> WHAT TO DO: List each line of the data in which the string "rank" appears.

Stored data:
▬▬▬

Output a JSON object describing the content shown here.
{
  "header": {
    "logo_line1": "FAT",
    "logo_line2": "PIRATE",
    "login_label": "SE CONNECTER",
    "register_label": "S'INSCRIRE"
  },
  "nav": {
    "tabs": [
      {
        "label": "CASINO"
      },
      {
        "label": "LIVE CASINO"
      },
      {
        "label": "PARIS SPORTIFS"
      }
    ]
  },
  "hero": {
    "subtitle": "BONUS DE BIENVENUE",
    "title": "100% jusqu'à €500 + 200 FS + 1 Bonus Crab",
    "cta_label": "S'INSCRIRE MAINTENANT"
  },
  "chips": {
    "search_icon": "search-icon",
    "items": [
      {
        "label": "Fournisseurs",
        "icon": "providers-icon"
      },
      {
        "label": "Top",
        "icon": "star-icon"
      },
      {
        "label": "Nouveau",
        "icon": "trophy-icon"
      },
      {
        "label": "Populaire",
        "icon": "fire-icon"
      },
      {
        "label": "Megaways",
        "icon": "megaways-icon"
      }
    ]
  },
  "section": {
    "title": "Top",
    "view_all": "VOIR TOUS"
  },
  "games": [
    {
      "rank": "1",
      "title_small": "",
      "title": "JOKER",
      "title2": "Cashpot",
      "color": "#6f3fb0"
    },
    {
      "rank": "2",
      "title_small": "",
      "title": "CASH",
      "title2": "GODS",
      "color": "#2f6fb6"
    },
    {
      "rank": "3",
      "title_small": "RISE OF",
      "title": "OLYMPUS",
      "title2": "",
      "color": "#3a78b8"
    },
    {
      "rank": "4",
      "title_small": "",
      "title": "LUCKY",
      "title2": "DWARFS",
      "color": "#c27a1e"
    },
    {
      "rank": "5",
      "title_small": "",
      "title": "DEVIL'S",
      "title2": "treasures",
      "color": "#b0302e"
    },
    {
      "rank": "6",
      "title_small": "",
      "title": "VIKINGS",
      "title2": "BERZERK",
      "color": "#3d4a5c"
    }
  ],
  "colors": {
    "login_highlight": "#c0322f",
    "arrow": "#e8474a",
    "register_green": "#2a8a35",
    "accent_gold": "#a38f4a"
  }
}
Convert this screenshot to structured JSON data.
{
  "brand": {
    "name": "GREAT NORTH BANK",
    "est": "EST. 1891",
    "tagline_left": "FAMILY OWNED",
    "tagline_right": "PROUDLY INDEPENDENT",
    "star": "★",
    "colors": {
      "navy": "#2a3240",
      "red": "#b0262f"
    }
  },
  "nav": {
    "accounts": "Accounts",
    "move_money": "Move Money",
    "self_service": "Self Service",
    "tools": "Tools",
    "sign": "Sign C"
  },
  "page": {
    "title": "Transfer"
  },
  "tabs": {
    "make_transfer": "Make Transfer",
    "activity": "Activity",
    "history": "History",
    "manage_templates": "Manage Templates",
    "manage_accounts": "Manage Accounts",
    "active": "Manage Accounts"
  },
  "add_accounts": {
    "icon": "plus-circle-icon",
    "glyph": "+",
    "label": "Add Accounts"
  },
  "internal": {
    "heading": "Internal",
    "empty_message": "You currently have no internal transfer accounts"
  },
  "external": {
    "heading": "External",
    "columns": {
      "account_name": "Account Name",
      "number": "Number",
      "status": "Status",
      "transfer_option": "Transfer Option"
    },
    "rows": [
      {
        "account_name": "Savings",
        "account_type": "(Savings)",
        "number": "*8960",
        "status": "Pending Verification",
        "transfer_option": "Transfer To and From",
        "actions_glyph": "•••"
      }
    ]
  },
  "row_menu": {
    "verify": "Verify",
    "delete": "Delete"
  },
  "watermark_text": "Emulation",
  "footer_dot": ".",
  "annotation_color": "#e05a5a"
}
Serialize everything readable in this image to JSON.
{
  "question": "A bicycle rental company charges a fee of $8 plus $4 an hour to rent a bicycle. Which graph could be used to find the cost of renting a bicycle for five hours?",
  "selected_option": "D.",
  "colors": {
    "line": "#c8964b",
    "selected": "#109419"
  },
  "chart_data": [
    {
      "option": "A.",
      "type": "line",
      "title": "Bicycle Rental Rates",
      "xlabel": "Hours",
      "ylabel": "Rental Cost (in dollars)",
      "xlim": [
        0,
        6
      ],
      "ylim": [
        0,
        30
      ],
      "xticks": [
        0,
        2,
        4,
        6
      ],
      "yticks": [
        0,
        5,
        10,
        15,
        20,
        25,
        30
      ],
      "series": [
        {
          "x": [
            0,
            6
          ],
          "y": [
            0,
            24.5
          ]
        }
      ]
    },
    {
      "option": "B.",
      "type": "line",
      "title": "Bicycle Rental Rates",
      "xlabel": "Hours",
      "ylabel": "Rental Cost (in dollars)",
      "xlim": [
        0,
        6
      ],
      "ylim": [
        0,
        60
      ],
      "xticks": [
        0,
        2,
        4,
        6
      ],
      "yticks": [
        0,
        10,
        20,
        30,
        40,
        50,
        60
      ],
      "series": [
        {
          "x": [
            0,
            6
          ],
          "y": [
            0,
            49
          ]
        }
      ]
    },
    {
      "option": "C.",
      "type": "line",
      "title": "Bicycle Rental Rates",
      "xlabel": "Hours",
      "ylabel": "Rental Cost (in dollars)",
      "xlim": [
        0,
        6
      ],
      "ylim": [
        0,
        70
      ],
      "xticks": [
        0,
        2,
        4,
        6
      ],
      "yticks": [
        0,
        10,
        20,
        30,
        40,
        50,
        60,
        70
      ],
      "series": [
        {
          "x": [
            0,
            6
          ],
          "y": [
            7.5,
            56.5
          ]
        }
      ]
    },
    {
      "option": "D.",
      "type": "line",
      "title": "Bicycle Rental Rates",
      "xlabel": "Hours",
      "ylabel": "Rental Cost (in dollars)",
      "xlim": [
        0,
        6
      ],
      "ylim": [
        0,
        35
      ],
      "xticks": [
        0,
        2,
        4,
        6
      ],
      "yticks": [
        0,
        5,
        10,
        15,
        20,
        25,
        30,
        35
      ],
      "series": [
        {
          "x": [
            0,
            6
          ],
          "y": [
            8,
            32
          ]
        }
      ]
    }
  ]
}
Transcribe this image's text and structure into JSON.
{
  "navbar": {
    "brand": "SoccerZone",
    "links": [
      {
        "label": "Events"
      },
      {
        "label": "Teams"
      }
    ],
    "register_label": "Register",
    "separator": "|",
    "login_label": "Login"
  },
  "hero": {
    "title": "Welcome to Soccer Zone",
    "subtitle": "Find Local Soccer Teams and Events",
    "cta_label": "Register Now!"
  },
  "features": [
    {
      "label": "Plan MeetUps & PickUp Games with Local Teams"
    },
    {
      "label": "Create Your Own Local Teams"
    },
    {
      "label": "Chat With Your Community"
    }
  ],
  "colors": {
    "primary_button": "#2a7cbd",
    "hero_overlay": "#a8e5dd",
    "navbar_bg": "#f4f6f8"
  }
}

▬▬▬

> RIGHT ANSWER:
      "rank": "1",
      "rank": "2",
      "rank": "3",
      "rank": "4",
      "rank": "5",
      "rank": "6",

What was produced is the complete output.